**Objective:** Reproduce the listing below without any change.

>> Begin Extracted material

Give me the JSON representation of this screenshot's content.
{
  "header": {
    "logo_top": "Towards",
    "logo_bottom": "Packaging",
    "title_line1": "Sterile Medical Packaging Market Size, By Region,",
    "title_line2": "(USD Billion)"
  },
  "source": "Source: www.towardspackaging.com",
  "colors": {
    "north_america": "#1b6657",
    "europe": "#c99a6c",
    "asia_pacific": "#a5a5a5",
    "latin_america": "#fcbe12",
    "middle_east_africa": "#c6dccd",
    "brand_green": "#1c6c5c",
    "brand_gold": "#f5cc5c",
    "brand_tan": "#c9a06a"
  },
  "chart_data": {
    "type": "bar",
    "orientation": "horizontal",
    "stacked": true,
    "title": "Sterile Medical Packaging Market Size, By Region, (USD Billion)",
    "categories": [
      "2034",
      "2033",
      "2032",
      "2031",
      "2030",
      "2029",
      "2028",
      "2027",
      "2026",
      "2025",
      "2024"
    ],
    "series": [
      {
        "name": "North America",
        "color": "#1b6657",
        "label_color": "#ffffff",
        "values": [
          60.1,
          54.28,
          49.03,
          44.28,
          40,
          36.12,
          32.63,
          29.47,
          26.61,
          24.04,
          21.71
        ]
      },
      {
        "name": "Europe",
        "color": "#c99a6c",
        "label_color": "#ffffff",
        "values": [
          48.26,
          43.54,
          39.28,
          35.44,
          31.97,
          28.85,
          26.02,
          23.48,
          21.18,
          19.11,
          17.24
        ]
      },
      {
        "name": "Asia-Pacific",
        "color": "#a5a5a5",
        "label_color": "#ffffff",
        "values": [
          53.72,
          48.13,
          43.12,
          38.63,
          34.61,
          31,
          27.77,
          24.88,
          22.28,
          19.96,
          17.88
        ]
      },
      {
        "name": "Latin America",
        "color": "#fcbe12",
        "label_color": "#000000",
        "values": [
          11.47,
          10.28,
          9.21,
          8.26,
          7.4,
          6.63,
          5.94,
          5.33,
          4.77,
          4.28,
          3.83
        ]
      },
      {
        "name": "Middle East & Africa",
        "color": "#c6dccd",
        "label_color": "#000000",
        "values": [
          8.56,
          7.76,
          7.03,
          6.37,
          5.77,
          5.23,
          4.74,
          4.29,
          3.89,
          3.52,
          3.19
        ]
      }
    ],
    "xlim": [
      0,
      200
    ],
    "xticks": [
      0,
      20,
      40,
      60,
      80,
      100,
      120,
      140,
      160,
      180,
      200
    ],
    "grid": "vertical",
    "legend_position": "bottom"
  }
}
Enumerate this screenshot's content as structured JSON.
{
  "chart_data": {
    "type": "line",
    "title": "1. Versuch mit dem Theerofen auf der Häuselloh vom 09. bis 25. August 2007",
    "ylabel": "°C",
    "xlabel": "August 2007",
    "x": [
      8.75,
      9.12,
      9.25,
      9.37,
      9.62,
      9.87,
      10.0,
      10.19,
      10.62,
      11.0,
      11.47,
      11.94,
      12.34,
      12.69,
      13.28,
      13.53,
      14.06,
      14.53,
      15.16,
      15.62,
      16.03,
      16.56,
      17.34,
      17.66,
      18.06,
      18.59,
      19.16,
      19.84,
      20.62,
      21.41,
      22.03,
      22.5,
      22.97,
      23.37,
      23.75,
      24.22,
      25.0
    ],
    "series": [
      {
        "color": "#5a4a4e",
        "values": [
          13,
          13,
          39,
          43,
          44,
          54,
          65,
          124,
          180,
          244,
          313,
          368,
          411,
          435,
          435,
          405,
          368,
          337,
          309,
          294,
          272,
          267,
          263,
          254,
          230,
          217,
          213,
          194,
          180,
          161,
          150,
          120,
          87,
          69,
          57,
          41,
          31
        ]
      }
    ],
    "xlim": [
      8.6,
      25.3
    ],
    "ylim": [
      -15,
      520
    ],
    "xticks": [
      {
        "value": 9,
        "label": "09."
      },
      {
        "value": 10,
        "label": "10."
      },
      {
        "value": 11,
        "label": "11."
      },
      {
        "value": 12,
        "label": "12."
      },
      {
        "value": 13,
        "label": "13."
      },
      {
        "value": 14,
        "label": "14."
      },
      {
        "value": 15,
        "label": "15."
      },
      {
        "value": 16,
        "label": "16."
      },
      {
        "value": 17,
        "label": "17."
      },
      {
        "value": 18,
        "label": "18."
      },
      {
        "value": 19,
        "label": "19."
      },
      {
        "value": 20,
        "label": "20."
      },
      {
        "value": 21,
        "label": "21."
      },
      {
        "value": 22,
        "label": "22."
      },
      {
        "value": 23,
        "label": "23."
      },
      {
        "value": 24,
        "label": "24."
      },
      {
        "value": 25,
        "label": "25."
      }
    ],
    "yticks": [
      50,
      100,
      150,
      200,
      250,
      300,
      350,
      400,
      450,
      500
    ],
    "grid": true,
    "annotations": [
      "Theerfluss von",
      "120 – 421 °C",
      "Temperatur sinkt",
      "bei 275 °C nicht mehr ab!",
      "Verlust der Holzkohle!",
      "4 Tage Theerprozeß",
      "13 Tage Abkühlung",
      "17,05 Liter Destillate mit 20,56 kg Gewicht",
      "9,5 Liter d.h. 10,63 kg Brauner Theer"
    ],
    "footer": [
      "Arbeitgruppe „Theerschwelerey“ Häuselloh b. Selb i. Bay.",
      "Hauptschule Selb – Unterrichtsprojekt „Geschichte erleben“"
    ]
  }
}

>> End Extracted material

**Result of this exercise:**
Give me the JSON representation of this screenshot's content.
{
  "header": {
    "logo_top": "Towards",
    "logo_bottom": "Packaging",
    "title_line1": "Sterile Medical Packaging Market Size, By Region,",
    "title_line2": "(USD Billion)"
  },
  "source": "Source: www.towardspackaging.com",
  "colors": {
    "north_america": "#1b6657",
    "europe": "#c99a6c",
    "asia_pacific": "#a5a5a5",
    "latin_america": "#fcbe12",
    "middle_east_africa": "#c6dccd",
    "brand_green": "#1c6c5c",
    "brand_gold": "#f5cc5c",
    "brand_tan": "#c9a06a"
  },
  "chart_data": {
    "type": "bar",
    "orientation": "horizontal",
    "stacked": true,
    "title": "Sterile Medical Packaging Market Size, By Region, (USD Billion)",
    "categories": [
      "2034",
      "2033",
      "2032",
      "2031",
      "2030",
      "2029",
      "2028",
      "2027",
      "2026",
      "2025",
      "2024"
    ],
    "series": [
      {
        "name": "North America",
        "color": "#1b6657",
        "label_color": "#ffffff",
        "values": [
          60.1,
          54.28,
          49.03,
          44.28,
          40,
          36.12,
          32.63,
          29.47,
          26.61,
          24.04,
          21.71
        ]
      },
      {
        "name": "Europe",
        "color": "#c99a6c",
        "label_color": "#ffffff",
        "values": [
          48.26,
          43.54,
          39.28,
          35.44,
          31.97,
          28.85,
          26.02,
          23.48,
          21.18,
          19.11,
          17.24
        ]
      },
      {
        "name": "Asia-Pacific",
        "color": "#a5a5a5",
        "label_color": "#ffffff",
        "values": [
          53.72,
          48.13,
          43.12,
          38.63,
          34.61,
          31,
          27.77,
          24.88,
          22.28,
          19.96,
          17.88
        ]
      },
      {
        "name": "Latin America",
        "color": "#fcbe12",
        "label_color": "#000000",
        "values": [
          11.47,
          10.28,
          9.21,
          8.26,
          7.4,
          6.63,
          5.94,
          5.33,
          4.77,
          4.28,
          3.83
        ]
      },
      {
        "name": "Middle East & Africa",
        "color": "#c6dccd",
        "label_color": "#000000",
        "values": [
          8.56,
          7.76,
          7.03,
          6.37,
          5.77,
          5.23,
          4.74,
          4.29,
          3.89,
          3.52,
          3.19
        ]
      }
    ],
    "xlim": [
      0,
      200
    ],
    "xticks": [
      0,
      20,
      40,
      60,
      80,
      100,
      120,
      140,
      160,
      180,
      200
    ],
    "grid": "vertical",
    "legend_position": "bottom"
  }
}
Enumerate this screenshot's content as structured JSON.
{
  "chart_data": {
    "type": "line",
    "title": "1. Versuch mit dem Theerofen auf der Häuselloh vom 09. bis 25. August 2007",
    "ylabel": "°C",
    "xlabel": "August 2007",
    "x": [
      8.75,
      9.12,
      9.25,
      9.37,
      9.62,
      9.87,
      10.0,
      10.19,
      10.62,
      11.0,
      11.47,
      11.94,
      12.34,
      12.69,
      13.28,
      13.53,
      14.06,
      14.53,
      15.16,
      15.62,
      16.03,
      16.56,
      17.34,
      17.66,
      18.06,
      18.59,
      19.16,
      19.84,
      20.62,
      21.41,
      22.03,
      22.5,
      22.97,
      23.37,
      23.75,
      24.22,
      25.0
    ],
    "series": [
      {
        "color": "#5a4a4e",
        "values": [
          13,
          13,
          39,
          43,
          44,
          54,
          65,
          124,
          180,
          244,
          313,
          368,
          411,
          435,
          435,
          405,
          368,
          337,
          309,
          294,
          272,
          267,
          263,
          254,
          230,
          217,
          213,
          194,
          180,
          161,
          150,
          120,
          87,
          69,
          57,
          41,
          31
        ]
      }
    ],
    "xlim": [
      8.6,
      25.3
    ],
    "ylim": [
      -15,
      520
    ],
    "xticks": [
      {
        "value": 9,
        "label": "09."
      },
      {
        "value": 10,
        "label": "10."
      },
      {
        "value": 11,
        "label": "11."
      },
      {
        "value": 12,
        "label": "12."
      },
      {
        "value": 13,
        "label": "13."
      },
      {
        "value": 14,
        "label": "14."
      },
      {
        "value": 15,
        "label": "15."
      },
      {
        "value": 16,
        "label": "16."
      },
      {
        "value": 17,
        "label": "17."
      },
      {
        "value": 18,
        "label": "18."
      },
      {
        "value": 19,
        "label": "19."
      },
      {
        "value": 20,
        "label": "20."
      },
      {
        "value": 21,
        "label": "21."
      },
      {
        "value": 22,
        "label": "22."
      },
      {
        "value": 23,
        "label": "23."
      },
      {
        "value": 24,
        "label": "24."
      },
      {
        "value": 25,
        "label": "25."
      }
    ],
    "yticks": [
      50,
      100,
      150,
      200,
      250,
      300,
      350,
      400,
      450,
      500
    ],
    "grid": true,
    "annotations": [
      "Theerfluss von",
      "120 – 421 °C",
      "Temperatur sinkt",
      "bei 275 °C nicht mehr ab!",
      "Verlust der Holzkohle!",
      "4 Tage Theerprozeß",
      "13 Tage Abkühlung",
      "17,05 Liter Destillate mit 20,56 kg Gewicht",
      "9,5 Liter d.h. 10,63 kg Brauner Theer"
    ],
    "footer": [
      "Arbeitgruppe „Theerschwelerey“ Häuselloh b. Selb i. Bay.",
      "Hauptschule Selb – Unterrichtsprojekt „Geschichte erleben“"
    ]
  }
}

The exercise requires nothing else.